PROBLEM REQUIREMENTS => State how many lines in the listing below include the word "this", and add nothing besides the number.

RECORD SET =>
▬▬▬▬▬▬

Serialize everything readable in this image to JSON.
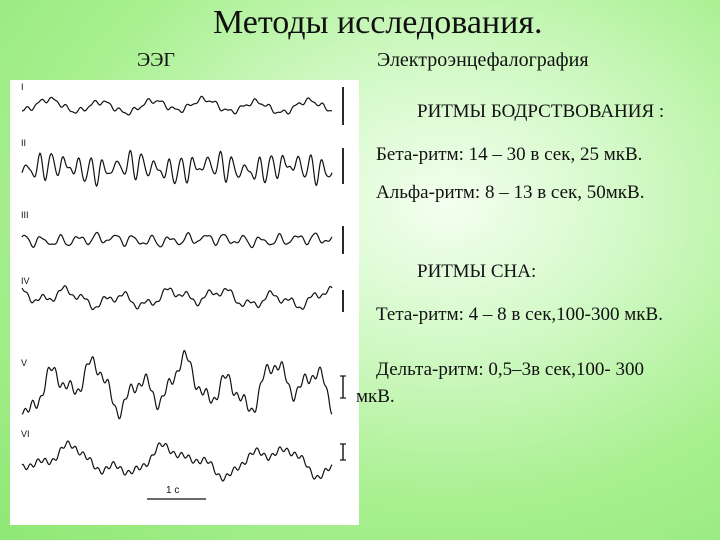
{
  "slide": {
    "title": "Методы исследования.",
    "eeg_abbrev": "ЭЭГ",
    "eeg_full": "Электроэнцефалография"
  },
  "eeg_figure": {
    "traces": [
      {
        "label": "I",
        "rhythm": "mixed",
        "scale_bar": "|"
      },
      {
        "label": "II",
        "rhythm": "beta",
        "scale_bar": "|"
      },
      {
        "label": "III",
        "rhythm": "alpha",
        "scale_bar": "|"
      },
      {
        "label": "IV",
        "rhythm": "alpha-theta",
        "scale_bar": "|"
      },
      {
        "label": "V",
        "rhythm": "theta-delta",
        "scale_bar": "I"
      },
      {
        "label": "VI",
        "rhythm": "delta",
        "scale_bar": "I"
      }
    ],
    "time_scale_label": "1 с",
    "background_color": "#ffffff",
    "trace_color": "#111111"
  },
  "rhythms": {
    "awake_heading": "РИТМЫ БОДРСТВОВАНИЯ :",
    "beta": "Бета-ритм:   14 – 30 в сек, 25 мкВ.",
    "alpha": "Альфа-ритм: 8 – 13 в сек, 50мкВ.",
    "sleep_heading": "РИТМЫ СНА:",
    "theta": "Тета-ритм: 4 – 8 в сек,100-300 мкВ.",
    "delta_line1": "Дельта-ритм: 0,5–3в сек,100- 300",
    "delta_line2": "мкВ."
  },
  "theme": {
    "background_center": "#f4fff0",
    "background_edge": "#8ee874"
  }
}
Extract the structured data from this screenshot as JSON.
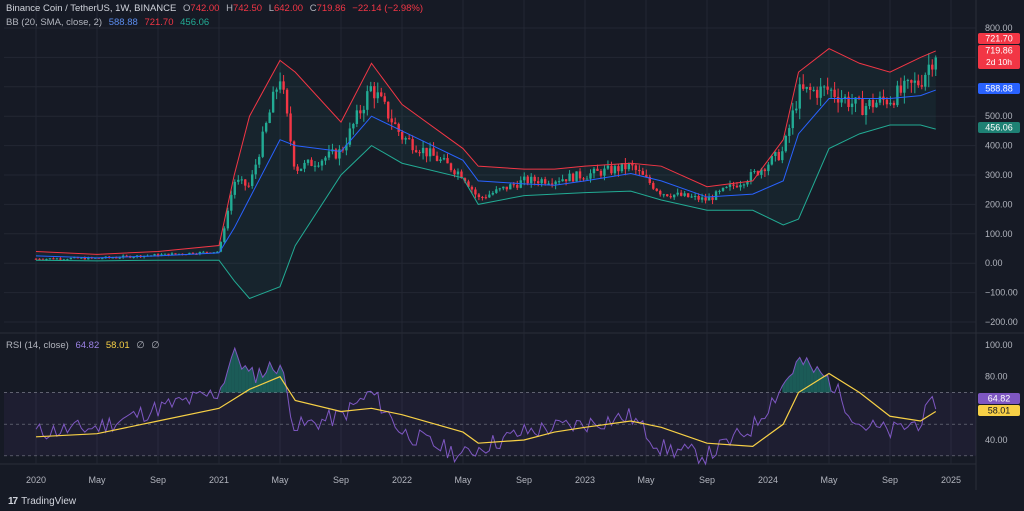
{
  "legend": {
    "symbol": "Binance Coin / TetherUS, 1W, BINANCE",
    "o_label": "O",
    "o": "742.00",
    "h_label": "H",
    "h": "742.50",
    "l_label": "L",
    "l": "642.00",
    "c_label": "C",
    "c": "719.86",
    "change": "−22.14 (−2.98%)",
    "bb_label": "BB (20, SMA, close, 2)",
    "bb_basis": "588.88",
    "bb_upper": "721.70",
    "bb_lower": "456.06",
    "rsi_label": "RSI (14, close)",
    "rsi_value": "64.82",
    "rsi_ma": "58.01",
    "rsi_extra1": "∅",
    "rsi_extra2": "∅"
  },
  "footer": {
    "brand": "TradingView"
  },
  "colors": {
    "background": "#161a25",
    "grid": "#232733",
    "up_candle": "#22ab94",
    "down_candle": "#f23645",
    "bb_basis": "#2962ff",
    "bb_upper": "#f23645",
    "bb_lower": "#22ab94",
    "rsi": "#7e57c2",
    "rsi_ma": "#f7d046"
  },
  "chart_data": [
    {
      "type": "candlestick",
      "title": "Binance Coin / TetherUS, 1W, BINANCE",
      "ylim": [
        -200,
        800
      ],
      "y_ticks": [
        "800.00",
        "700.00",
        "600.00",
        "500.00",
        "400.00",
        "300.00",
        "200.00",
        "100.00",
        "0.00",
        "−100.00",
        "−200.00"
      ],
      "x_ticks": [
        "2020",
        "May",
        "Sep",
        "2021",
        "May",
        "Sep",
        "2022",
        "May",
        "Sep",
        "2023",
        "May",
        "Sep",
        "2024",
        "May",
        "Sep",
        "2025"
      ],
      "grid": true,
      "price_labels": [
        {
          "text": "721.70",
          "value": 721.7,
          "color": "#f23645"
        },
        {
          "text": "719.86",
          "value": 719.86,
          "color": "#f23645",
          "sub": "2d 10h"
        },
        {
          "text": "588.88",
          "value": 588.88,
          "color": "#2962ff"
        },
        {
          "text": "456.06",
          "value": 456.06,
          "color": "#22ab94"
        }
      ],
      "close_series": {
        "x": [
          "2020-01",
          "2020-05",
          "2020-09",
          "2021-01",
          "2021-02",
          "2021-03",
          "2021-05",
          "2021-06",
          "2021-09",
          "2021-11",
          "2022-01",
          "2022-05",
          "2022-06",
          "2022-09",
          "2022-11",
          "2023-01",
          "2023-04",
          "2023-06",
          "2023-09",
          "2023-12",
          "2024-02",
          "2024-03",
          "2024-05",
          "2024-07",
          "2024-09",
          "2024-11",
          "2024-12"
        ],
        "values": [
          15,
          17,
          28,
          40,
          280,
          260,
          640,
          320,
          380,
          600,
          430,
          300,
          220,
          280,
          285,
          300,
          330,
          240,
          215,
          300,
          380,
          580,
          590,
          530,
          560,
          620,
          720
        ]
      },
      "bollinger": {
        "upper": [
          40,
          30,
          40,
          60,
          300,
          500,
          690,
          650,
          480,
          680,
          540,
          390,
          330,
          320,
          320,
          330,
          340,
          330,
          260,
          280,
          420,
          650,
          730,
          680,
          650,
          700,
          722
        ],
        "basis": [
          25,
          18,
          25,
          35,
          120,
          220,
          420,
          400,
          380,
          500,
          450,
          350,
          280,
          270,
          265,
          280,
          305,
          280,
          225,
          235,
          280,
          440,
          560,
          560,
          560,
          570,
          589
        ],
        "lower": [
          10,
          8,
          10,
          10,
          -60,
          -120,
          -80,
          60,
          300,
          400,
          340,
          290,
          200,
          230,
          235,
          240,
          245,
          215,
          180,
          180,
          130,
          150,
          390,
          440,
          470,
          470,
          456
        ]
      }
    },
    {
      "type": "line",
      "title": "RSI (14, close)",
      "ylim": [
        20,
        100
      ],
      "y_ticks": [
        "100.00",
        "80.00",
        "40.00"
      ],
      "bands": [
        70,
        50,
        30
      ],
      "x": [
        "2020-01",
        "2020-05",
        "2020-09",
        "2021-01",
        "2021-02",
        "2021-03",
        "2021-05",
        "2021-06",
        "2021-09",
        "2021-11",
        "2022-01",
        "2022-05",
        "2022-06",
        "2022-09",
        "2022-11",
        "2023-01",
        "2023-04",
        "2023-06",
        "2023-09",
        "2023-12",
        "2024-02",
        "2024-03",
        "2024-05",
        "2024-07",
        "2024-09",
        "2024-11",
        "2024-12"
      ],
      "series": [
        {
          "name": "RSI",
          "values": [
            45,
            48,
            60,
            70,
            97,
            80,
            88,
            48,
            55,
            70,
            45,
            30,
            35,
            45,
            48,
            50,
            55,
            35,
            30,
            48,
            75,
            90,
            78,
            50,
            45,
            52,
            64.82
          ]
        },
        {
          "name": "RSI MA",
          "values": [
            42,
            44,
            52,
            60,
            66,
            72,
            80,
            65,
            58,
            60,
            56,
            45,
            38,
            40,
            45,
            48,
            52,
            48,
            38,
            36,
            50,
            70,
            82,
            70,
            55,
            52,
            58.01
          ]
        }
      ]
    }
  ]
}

▬▬▬▬▬▬

RESPONSE => 2